● Task brief:
Your copy of the material below should match it exactly, except that it holds no pictures.

● Extracted material:
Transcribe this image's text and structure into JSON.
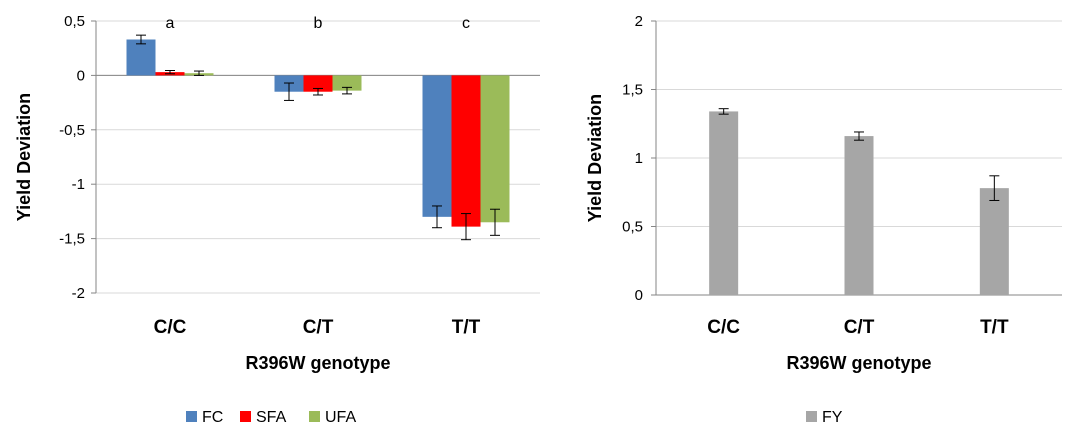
{
  "chart_data": [
    {
      "type": "bar",
      "categories": [
        "C/C",
        "C/T",
        "T/T"
      ],
      "series": [
        {
          "name": "FC",
          "color": "#4f81bd",
          "values": [
            0.33,
            -0.15,
            -1.3
          ],
          "errors": [
            0.04,
            0.08,
            0.1
          ]
        },
        {
          "name": "SFA",
          "color": "#ff0000",
          "values": [
            0.03,
            -0.15,
            -1.39
          ],
          "errors": [
            0.015,
            0.03,
            0.12
          ]
        },
        {
          "name": "UFA",
          "color": "#9bbb59",
          "values": [
            0.02,
            -0.14,
            -1.35
          ],
          "errors": [
            0.02,
            0.03,
            0.12
          ]
        }
      ],
      "annotations": [
        "a",
        "b",
        "c"
      ],
      "xlabel": "R396W genotype",
      "ylabel": "Yield Deviation",
      "ylim": [
        -2,
        0.5
      ],
      "yticks": [
        0.5,
        0,
        -0.5,
        -1,
        -1.5,
        -2
      ],
      "ytick_labels": [
        "0,5",
        "0",
        "-0,5",
        "-1",
        "-1,5",
        "-2"
      ],
      "grid": true,
      "legend": "bottom"
    },
    {
      "type": "bar",
      "categories": [
        "C/C",
        "C/T",
        "T/T"
      ],
      "series": [
        {
          "name": "FY",
          "color": "#a6a6a6",
          "values": [
            1.34,
            1.16,
            0.78
          ],
          "errors": [
            0.02,
            0.03,
            0.09
          ]
        }
      ],
      "xlabel": "R396W genotype",
      "ylabel": "Yield Deviation",
      "ylim": [
        0,
        2
      ],
      "yticks": [
        2,
        1.5,
        1,
        0.5,
        0
      ],
      "ytick_labels": [
        "2",
        "1,5",
        "1",
        "0,5",
        "0"
      ],
      "grid": true,
      "legend": "bottom"
    }
  ]
}
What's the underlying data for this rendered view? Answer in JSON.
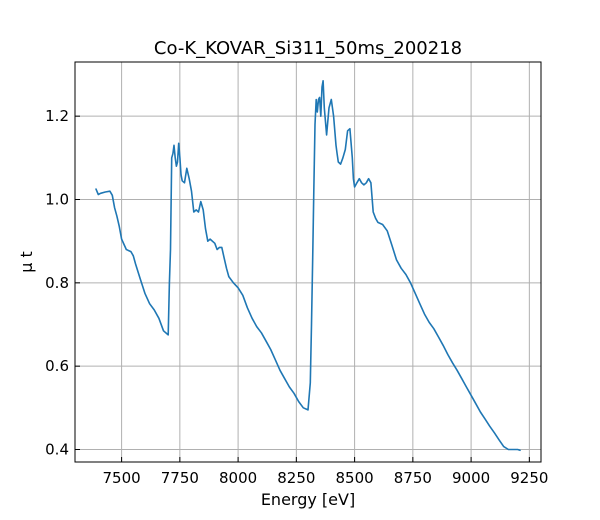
{
  "chart_data": {
    "type": "line",
    "title": "Co-K_KOVAR_Si311_50ms_200218",
    "xlabel": "Energy [eV]",
    "ylabel": "μ t",
    "xlim": [
      7300,
      9300
    ],
    "ylim": [
      0.37,
      1.33
    ],
    "xticks": [
      7500,
      7750,
      8000,
      8250,
      8500,
      8750,
      9000,
      9250
    ],
    "yticks": [
      0.4,
      0.6,
      0.8,
      1.0,
      1.2
    ],
    "ytick_labels": [
      "0.4",
      "0.6",
      "0.8",
      "1.0",
      "1.2"
    ],
    "grid": true,
    "line_color": "#1f77b4",
    "series": [
      {
        "x": [
          7390,
          7400,
          7410,
          7430,
          7450,
          7460,
          7470,
          7480,
          7490,
          7500,
          7520,
          7540,
          7550,
          7560,
          7580,
          7600,
          7620,
          7640,
          7660,
          7680,
          7700,
          7705,
          7710,
          7715,
          7720,
          7725,
          7730,
          7735,
          7740,
          7745,
          7750,
          7755,
          7760,
          7770,
          7780,
          7790,
          7800,
          7810,
          7820,
          7830,
          7840,
          7850,
          7860,
          7870,
          7880,
          7900,
          7910,
          7920,
          7930,
          7940,
          7950,
          7960,
          7980,
          8000,
          8020,
          8040,
          8060,
          8080,
          8100,
          8120,
          8140,
          8160,
          8180,
          8200,
          8220,
          8240,
          8260,
          8280,
          8300,
          8310,
          8315,
          8320,
          8325,
          8330,
          8335,
          8340,
          8345,
          8350,
          8355,
          8360,
          8365,
          8370,
          8380,
          8390,
          8400,
          8410,
          8420,
          8425,
          8430,
          8440,
          8450,
          8460,
          8470,
          8480,
          8490,
          8495,
          8500,
          8510,
          8520,
          8530,
          8540,
          8550,
          8560,
          8570,
          8580,
          8590,
          8600,
          8620,
          8640,
          8660,
          8680,
          8700,
          8720,
          8740,
          8760,
          8780,
          8800,
          8820,
          8840,
          8860,
          8880,
          8900,
          8920,
          8940,
          8960,
          8980,
          9000,
          9020,
          9040,
          9060,
          9080,
          9100,
          9120,
          9140,
          9160,
          9180,
          9200,
          9210
        ],
        "y": [
          1.025,
          1.012,
          1.015,
          1.018,
          1.02,
          1.01,
          0.98,
          0.96,
          0.935,
          0.905,
          0.88,
          0.875,
          0.865,
          0.845,
          0.81,
          0.775,
          0.75,
          0.735,
          0.715,
          0.685,
          0.675,
          0.8,
          0.88,
          1.1,
          1.11,
          1.13,
          1.1,
          1.08,
          1.09,
          1.135,
          1.1,
          1.06,
          1.045,
          1.04,
          1.075,
          1.05,
          1.02,
          0.97,
          0.975,
          0.97,
          0.995,
          0.975,
          0.93,
          0.9,
          0.905,
          0.895,
          0.88,
          0.885,
          0.885,
          0.86,
          0.835,
          0.815,
          0.8,
          0.788,
          0.77,
          0.74,
          0.715,
          0.695,
          0.68,
          0.66,
          0.64,
          0.615,
          0.59,
          0.57,
          0.55,
          0.535,
          0.515,
          0.5,
          0.495,
          0.56,
          0.7,
          0.86,
          1.02,
          1.18,
          1.24,
          1.21,
          1.24,
          1.245,
          1.2,
          1.27,
          1.285,
          1.22,
          1.155,
          1.22,
          1.24,
          1.2,
          1.13,
          1.11,
          1.09,
          1.085,
          1.1,
          1.12,
          1.165,
          1.17,
          1.1,
          1.05,
          1.03,
          1.04,
          1.05,
          1.04,
          1.035,
          1.04,
          1.05,
          1.04,
          0.97,
          0.955,
          0.945,
          0.94,
          0.925,
          0.89,
          0.855,
          0.835,
          0.82,
          0.8,
          0.775,
          0.75,
          0.725,
          0.705,
          0.69,
          0.67,
          0.65,
          0.628,
          0.608,
          0.59,
          0.57,
          0.55,
          0.53,
          0.51,
          0.49,
          0.473,
          0.456,
          0.44,
          0.423,
          0.407,
          0.4,
          0.4,
          0.4,
          0.398
        ]
      }
    ]
  }
}
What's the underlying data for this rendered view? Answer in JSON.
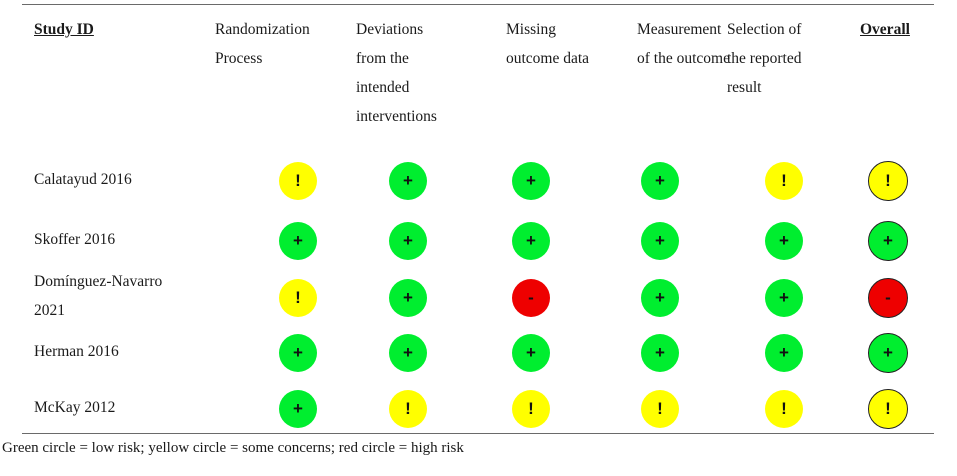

● Solution for this exercise:
Transcribe this image's text and structure into JSON.
{
  "chart_data": [
    {
      "type": "bar",
      "categories": [
        "C/C",
        "C/T",
        "T/T"
      ],
      "series": [
        {
          "name": "FC",
          "color": "#4f81bd",
          "values": [
            0.33,
            -0.15,
            -1.3
          ],
          "errors": [
            0.04,
            0.08,
            0.1
          ]
        },
        {
          "name": "SFA",
          "color": "#ff0000",
          "values": [
            0.03,
            -0.15,
            -1.39
          ],
          "errors": [
            0.015,
            0.03,
            0.12
          ]
        },
        {
          "name": "UFA",
          "color": "#9bbb59",
          "values": [
            0.02,
            -0.14,
            -1.35
          ],
          "errors": [
            0.02,
            0.03,
            0.12
          ]
        }
      ],
      "annotations": [
        "a",
        "b",
        "c"
      ],
      "xlabel": "R396W genotype",
      "ylabel": "Yield Deviation",
      "ylim": [
        -2,
        0.5
      ],
      "yticks": [
        0.5,
        0,
        -0.5,
        -1,
        -1.5,
        -2
      ],
      "ytick_labels": [
        "0,5",
        "0",
        "-0,5",
        "-1",
        "-1,5",
        "-2"
      ],
      "grid": true,
      "legend": "bottom"
    },
    {
      "type": "bar",
      "categories": [
        "C/C",
        "C/T",
        "T/T"
      ],
      "series": [
        {
          "name": "FY",
          "color": "#a6a6a6",
          "values": [
            1.34,
            1.16,
            0.78
          ],
          "errors": [
            0.02,
            0.03,
            0.09
          ]
        }
      ],
      "xlabel": "R396W genotype",
      "ylabel": "Yield Deviation",
      "ylim": [
        0,
        2
      ],
      "yticks": [
        2,
        1.5,
        1,
        0.5,
        0
      ],
      "ytick_labels": [
        "2",
        "1,5",
        "1",
        "0,5",
        "0"
      ],
      "grid": true,
      "legend": "bottom"
    }
  ]
}
What's the underlying data for this rendered view? Answer in JSON.
{
  "chart_data": {
    "type": "line",
    "title": "Co-K_KOVAR_Si311_50ms_200218",
    "xlabel": "Energy [eV]",
    "ylabel": "μ t",
    "xlim": [
      7300,
      9300
    ],
    "ylim": [
      0.37,
      1.33
    ],
    "xticks": [
      7500,
      7750,
      8000,
      8250,
      8500,
      8750,
      9000,
      9250
    ],
    "yticks": [
      0.4,
      0.6,
      0.8,
      1.0,
      1.2
    ],
    "ytick_labels": [
      "0.4",
      "0.6",
      "0.8",
      "1.0",
      "1.2"
    ],
    "grid": true,
    "line_color": "#1f77b4",
    "series": [
      {
        "x": [
          7390,
          7400,
          7410,
          7430,
          7450,
          7460,
          7470,
          7480,
          7490,
          7500,
          7520,
          7540,
          7550,
          7560,
          7580,
          7600,
          7620,
          7640,
          7660,
          7680,
          7700,
          7705,
          7710,
          7715,
          7720,
          7725,
          7730,
          7735,
          7740,
          7745,
          7750,
          7755,
          7760,
          7770,
          7780,
          7790,
          7800,
          7810,
          7820,
          7830,
          7840,
          7850,
          7860,
          7870,
          7880,
          7900,
          7910,
          7920,
          7930,
          7940,
          7950,
          7960,
          7980,
          8000,
          8020,
          8040,
          8060,
          8080,
          8100,
          8120,
          8140,
          8160,
          8180,
          8200,
          8220,
          8240,
          8260,
          8280,
          8300,
          8310,
          8315,
          8320,
          8325,
          8330,
          8335,
          8340,
          8345,
          8350,
          8355,
          8360,
          8365,
          8370,
          8380,
          8390,
          8400,
          8410,
          8420,
          8425,
          8430,
          8440,
          8450,
          8460,
          8470,
          8480,
          8490,
          8495,
          8500,
          8510,
          8520,
          8530,
          8540,
          8550,
          8560,
          8570,
          8580,
          8590,
          8600,
          8620,
          8640,
          8660,
          8680,
          8700,
          8720,
          8740,
          8760,
          8780,
          8800,
          8820,
          8840,
          8860,
          8880,
          8900,
          8920,
          8940,
          8960,
          8980,
          9000,
          9020,
          9040,
          9060,
          9080,
          9100,
          9120,
          9140,
          9160,
          9180,
          9200,
          9210
        ],
        "y": [
          1.025,
          1.012,
          1.015,
          1.018,
          1.02,
          1.01,
          0.98,
          0.96,
          0.935,
          0.905,
          0.88,
          0.875,
          0.865,
          0.845,
          0.81,
          0.775,
          0.75,
          0.735,
          0.715,
          0.685,
          0.675,
          0.8,
          0.88,
          1.1,
          1.11,
          1.13,
          1.1,
          1.08,
          1.09,
          1.135,
          1.1,
          1.06,
          1.045,
          1.04,
          1.075,
          1.05,
          1.02,
          0.97,
          0.975,
          0.97,
          0.995,
          0.975,
          0.93,
          0.9,
          0.905,
          0.895,
          0.88,
          0.885,
          0.885,
          0.86,
          0.835,
          0.815,
          0.8,
          0.788,
          0.77,
          0.74,
          0.715,
          0.695,
          0.68,
          0.66,
          0.64,
          0.615,
          0.59,
          0.57,
          0.55,
          0.535,
          0.515,
          0.5,
          0.495,
          0.56,
          0.7,
          0.86,
          1.02,
          1.18,
          1.24,
          1.21,
          1.24,
          1.245,
          1.2,
          1.27,
          1.285,
          1.22,
          1.155,
          1.22,
          1.24,
          1.2,
          1.13,
          1.11,
          1.09,
          1.085,
          1.1,
          1.12,
          1.165,
          1.17,
          1.1,
          1.05,
          1.03,
          1.04,
          1.05,
          1.04,
          1.035,
          1.04,
          1.05,
          1.04,
          0.97,
          0.955,
          0.945,
          0.94,
          0.925,
          0.89,
          0.855,
          0.835,
          0.82,
          0.8,
          0.775,
          0.75,
          0.725,
          0.705,
          0.69,
          0.67,
          0.65,
          0.628,
          0.608,
          0.59,
          0.57,
          0.55,
          0.53,
          0.51,
          0.49,
          0.473,
          0.456,
          0.44,
          0.423,
          0.407,
          0.4,
          0.4,
          0.4,
          0.398
        ]
      }
    ]
  }
}
What's the underlying data for this rendered view? Answer in JSON.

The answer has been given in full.